Dataset items
----------

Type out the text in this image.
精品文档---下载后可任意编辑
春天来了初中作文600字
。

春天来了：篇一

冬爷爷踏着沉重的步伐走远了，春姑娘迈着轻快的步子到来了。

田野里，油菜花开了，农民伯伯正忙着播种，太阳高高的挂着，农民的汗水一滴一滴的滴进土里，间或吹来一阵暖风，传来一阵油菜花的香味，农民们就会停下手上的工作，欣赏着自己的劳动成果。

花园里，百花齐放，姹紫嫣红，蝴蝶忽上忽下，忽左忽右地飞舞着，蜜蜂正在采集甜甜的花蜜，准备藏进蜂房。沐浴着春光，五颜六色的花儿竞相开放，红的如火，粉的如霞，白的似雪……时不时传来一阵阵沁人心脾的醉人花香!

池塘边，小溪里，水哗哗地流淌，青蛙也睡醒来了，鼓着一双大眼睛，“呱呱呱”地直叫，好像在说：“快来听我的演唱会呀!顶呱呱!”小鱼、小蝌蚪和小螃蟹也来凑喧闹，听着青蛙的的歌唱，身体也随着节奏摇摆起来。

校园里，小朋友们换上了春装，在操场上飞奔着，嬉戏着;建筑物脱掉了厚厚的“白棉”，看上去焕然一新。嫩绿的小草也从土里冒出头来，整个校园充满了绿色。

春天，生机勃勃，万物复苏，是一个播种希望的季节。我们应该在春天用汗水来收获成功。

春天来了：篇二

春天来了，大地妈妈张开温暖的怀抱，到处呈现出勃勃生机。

----------

_SHORT EXERCISE_
Please repeat the listing above in full and exactly.

_ANSWER TO THIS TASK_
Type out the text in this image.
精品文档---下载后可任意编辑
春天来了初中作文600字
。

春天来了：篇一

冬爷爷踏着沉重的步伐走远了，春姑娘迈着轻快的步子到来了。

田野里，油菜花开了，农民伯伯正忙着播种，太阳高高的挂着，农民的汗水一滴一滴的滴进土里，间或吹来一阵暖风，传来一阵油菜花的香味，农民们就会停下手上的工作，欣赏着自己的劳动成果。

花园里，百花齐放，姹紫嫣红，蝴蝶忽上忽下，忽左忽右地飞舞着，蜜蜂正在采集甜甜的花蜜，准备藏进蜂房。沐浴着春光，五颜六色的花儿竞相开放，红的如火，粉的如霞，白的似雪……时不时传来一阵阵沁人心脾的醉人花香!

池塘边，小溪里，水哗哗地流淌，青蛙也睡醒来了，鼓着一双大眼睛，“呱呱呱”地直叫，好像在说：“快来听我的演唱会呀!顶呱呱!”小鱼、小蝌蚪和小螃蟹也来凑喧闹，听着青蛙的的歌唱，身体也随着节奏摇摆起来。

校园里，小朋友们换上了春装，在操场上飞奔着，嬉戏着;建筑物脱掉了厚厚的“白棉”，看上去焕然一新。嫩绿的小草也从土里冒出头来，整个校园充满了绿色。

春天，生机勃勃，万物复苏，是一个播种希望的季节。我们应该在春天用汗水来收获成功。

春天来了：篇二

春天来了，大地妈妈张开温暖的怀抱，到处呈现出勃勃生机。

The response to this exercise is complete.